Entries from a dataset:

►

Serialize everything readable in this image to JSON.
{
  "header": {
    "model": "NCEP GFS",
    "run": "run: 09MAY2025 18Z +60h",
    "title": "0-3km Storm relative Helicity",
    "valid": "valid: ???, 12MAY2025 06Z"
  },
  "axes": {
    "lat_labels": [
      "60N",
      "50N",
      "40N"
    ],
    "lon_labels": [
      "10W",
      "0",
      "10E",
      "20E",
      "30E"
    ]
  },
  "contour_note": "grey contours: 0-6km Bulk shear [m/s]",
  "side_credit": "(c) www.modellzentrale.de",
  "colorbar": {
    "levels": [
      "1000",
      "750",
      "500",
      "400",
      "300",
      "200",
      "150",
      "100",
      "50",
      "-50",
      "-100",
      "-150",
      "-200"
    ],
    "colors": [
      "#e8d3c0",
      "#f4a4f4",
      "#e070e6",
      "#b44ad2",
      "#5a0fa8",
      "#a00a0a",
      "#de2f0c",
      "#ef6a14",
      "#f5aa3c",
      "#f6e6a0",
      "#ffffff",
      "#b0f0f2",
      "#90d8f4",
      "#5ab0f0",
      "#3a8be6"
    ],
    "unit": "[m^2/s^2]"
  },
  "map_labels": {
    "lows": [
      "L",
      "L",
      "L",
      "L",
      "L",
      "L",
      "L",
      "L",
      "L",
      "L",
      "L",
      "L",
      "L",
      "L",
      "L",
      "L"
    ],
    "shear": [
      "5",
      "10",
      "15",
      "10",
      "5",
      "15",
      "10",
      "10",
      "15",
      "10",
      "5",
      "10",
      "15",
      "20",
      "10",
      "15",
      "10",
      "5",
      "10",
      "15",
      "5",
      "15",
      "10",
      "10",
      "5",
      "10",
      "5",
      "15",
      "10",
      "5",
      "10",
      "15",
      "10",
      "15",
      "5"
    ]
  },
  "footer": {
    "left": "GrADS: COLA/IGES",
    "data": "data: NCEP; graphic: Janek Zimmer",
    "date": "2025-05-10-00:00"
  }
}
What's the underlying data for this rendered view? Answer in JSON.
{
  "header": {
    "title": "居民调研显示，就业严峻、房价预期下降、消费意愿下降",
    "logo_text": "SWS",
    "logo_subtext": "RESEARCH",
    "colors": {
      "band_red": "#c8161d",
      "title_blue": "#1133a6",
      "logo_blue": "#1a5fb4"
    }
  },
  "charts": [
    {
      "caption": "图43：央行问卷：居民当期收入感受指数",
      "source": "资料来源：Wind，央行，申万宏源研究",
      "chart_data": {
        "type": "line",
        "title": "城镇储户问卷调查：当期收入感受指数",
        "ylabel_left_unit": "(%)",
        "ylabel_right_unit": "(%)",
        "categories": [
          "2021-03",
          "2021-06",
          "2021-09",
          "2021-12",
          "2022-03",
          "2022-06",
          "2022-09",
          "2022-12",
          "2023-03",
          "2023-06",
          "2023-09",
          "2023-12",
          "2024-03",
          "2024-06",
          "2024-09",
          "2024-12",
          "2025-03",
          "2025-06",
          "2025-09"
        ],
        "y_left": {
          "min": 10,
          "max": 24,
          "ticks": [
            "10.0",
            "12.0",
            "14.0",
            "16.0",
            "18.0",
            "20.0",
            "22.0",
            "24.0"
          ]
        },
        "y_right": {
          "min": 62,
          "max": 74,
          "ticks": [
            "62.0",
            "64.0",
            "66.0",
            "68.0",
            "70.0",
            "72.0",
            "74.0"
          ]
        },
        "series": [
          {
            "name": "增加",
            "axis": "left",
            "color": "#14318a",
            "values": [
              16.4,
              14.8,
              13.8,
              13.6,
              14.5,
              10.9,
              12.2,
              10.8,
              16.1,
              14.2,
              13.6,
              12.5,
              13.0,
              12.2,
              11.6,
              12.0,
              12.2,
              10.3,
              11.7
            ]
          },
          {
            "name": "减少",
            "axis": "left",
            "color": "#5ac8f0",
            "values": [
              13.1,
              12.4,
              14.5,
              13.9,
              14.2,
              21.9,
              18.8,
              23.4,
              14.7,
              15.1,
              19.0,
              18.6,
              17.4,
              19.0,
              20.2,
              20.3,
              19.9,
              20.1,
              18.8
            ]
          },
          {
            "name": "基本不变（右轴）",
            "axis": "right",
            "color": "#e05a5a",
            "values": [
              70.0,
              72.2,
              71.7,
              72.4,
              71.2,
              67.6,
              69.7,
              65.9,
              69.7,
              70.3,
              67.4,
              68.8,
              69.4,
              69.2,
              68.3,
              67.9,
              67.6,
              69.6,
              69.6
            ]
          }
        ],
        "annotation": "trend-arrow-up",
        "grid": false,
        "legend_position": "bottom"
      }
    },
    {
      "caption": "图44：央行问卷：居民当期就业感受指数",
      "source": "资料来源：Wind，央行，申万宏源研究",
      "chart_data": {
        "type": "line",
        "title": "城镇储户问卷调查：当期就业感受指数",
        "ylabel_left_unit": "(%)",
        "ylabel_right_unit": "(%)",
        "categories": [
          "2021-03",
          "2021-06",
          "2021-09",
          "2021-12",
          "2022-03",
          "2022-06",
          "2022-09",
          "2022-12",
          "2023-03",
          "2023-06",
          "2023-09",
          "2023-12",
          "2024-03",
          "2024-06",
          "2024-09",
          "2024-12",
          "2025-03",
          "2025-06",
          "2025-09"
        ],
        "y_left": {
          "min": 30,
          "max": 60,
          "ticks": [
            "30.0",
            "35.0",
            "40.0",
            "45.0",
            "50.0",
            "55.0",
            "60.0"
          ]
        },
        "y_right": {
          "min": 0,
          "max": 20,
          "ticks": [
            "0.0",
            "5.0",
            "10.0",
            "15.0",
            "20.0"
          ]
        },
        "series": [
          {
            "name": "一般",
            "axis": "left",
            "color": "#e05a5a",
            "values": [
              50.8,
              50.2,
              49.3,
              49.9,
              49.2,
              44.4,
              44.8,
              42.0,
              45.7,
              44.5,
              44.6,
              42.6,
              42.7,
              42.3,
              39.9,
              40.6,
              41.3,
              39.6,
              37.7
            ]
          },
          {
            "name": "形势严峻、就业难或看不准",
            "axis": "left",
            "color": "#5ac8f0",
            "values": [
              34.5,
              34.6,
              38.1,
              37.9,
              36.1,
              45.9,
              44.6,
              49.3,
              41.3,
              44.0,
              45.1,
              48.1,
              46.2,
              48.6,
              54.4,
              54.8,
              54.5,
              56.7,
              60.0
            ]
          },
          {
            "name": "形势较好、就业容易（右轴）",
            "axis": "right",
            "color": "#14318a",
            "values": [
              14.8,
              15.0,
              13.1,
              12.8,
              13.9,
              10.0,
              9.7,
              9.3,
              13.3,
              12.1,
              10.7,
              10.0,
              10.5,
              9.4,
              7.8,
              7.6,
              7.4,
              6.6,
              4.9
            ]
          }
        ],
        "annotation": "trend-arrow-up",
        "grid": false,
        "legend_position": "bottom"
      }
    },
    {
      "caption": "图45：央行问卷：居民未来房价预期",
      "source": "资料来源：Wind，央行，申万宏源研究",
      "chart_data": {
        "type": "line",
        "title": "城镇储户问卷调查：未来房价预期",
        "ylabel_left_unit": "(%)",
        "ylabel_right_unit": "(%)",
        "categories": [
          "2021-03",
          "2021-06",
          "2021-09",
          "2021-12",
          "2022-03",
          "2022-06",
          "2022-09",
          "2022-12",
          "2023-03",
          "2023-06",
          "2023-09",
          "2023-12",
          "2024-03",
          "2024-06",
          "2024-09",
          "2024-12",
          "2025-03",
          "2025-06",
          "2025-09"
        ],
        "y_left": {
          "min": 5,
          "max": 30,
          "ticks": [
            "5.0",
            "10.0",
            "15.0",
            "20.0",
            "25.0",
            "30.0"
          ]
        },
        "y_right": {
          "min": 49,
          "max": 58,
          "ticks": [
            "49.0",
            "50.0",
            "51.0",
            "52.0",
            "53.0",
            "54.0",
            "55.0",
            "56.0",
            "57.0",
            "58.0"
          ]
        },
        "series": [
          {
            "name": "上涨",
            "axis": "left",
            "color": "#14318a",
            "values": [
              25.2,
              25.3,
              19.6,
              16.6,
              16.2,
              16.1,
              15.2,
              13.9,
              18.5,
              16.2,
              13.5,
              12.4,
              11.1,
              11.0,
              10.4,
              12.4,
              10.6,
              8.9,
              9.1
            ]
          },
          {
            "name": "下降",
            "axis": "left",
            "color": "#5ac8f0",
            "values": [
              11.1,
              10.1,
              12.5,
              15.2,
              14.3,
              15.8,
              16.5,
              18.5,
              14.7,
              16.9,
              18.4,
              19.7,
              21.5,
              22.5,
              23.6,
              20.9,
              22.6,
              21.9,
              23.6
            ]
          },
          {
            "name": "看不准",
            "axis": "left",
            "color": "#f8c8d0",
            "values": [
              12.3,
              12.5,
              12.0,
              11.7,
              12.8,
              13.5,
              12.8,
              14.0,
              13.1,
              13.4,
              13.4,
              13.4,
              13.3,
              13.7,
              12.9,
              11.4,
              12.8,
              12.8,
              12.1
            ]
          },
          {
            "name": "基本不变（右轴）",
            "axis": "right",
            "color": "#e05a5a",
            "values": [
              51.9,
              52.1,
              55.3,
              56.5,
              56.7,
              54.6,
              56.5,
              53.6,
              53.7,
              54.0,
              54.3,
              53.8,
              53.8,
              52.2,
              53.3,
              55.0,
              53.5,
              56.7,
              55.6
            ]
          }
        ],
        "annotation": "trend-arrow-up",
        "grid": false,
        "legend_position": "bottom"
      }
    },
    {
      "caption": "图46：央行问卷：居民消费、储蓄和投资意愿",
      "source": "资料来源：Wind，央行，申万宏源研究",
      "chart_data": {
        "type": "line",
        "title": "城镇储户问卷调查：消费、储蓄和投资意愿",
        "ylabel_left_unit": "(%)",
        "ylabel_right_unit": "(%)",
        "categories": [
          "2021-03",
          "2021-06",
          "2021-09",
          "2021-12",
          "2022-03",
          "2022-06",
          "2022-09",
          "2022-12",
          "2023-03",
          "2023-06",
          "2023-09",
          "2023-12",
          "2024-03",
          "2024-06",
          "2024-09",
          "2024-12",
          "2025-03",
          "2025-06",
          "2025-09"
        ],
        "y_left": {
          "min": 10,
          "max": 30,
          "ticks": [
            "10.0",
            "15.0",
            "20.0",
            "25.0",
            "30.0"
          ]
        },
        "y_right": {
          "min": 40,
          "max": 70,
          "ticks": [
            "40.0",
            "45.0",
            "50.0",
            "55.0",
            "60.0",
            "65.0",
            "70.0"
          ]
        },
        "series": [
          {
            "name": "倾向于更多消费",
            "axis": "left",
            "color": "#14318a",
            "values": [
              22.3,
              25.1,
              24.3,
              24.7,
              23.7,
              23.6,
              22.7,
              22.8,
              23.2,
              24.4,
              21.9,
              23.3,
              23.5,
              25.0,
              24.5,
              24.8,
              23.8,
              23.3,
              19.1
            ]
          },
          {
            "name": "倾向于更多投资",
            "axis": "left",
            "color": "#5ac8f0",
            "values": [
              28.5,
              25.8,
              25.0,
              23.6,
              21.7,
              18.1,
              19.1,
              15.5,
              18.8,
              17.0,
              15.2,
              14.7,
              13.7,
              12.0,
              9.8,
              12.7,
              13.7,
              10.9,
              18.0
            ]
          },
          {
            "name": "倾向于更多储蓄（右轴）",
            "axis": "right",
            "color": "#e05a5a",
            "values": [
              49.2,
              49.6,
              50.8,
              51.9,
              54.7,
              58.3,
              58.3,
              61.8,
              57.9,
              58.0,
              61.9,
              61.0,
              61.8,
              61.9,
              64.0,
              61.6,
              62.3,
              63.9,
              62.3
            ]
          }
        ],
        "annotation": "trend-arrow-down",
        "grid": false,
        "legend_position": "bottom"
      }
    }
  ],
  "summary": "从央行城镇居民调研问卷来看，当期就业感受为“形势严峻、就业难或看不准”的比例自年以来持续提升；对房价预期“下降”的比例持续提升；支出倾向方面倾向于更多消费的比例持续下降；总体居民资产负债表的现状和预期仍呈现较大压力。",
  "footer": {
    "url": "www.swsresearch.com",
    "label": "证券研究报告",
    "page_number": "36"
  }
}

◄

§ **Given request**:
Lines from the records above that hold "储蓄和投资意愿" are the ones to list.

§ **The result**:
      "caption": "图46：央行问卷：居民消费、储蓄和投资意愿",
        "title": "城镇储户问卷调查：消费、储蓄和投资意愿",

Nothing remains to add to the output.